Material for this task:
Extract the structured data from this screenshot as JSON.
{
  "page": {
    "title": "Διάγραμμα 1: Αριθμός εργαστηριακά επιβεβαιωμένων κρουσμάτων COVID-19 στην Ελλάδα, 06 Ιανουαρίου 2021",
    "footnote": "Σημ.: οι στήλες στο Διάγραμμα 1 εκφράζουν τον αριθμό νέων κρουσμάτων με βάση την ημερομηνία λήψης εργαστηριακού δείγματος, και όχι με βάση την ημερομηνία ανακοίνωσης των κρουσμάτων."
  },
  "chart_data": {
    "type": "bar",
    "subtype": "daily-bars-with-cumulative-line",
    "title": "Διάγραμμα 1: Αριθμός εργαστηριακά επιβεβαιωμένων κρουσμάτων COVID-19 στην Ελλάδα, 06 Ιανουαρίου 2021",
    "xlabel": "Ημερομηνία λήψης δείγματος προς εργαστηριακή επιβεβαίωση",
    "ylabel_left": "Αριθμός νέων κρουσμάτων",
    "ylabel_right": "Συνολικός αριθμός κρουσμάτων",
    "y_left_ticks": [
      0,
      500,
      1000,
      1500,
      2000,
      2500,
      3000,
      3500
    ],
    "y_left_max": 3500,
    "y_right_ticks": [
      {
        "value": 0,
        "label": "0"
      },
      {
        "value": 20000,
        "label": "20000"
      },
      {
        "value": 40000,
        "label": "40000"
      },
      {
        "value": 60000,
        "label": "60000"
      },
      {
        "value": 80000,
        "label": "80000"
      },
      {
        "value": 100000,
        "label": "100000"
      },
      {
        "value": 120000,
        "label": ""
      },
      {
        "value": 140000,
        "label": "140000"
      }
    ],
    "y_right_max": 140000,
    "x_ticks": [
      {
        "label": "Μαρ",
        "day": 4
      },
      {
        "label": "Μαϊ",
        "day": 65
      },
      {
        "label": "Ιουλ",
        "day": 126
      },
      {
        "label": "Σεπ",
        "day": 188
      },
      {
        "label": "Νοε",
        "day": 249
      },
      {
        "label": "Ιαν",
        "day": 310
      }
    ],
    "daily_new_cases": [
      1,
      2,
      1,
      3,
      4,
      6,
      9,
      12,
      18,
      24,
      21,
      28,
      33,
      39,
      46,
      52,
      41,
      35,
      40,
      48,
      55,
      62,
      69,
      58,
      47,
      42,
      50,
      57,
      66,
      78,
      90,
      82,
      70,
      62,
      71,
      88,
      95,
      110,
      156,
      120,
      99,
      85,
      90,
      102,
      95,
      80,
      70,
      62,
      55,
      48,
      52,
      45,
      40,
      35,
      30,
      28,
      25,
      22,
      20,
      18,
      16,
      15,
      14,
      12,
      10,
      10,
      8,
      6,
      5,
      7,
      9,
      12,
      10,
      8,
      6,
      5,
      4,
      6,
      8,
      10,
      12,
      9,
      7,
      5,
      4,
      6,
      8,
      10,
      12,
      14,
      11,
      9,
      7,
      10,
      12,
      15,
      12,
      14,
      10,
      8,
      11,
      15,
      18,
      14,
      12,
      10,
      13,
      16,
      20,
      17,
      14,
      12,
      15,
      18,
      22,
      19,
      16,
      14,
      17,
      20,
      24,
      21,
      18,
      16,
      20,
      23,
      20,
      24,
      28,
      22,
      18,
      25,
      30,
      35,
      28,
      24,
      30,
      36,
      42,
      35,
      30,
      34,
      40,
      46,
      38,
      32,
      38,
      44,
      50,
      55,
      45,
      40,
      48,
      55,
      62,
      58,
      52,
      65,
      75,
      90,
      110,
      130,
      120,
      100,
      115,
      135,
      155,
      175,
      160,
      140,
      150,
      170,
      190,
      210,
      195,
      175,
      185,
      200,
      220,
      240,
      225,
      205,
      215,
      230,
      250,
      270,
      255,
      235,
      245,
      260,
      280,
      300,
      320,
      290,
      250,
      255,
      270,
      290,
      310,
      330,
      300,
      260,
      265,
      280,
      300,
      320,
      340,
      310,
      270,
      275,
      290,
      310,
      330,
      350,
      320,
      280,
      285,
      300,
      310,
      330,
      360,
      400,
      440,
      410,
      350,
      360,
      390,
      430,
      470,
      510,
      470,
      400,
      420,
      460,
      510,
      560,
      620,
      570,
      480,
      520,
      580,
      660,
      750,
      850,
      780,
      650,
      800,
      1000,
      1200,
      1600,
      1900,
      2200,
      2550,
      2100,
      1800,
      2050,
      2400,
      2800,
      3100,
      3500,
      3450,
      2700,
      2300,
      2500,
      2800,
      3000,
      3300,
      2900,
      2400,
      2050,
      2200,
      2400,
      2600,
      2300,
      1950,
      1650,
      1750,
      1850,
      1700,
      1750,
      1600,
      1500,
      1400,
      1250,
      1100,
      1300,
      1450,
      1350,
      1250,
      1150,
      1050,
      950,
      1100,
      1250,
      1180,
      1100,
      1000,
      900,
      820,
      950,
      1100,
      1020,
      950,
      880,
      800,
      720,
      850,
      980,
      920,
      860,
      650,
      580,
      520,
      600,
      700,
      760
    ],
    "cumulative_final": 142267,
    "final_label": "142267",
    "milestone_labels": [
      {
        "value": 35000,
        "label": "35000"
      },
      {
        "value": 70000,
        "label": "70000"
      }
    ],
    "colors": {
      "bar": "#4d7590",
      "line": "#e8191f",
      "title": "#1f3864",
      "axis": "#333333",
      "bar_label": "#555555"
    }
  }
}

What is expected: From the data above, copy each line that has the string "value".

Expected output:
        "value": 0,
        "value": 20000,
        "value": 40000,
        "value": 60000,
        "value": 80000,
        "value": 100000,
        "value": 120000,
        "value": 140000,
        "value": 35000,
        "value": 70000,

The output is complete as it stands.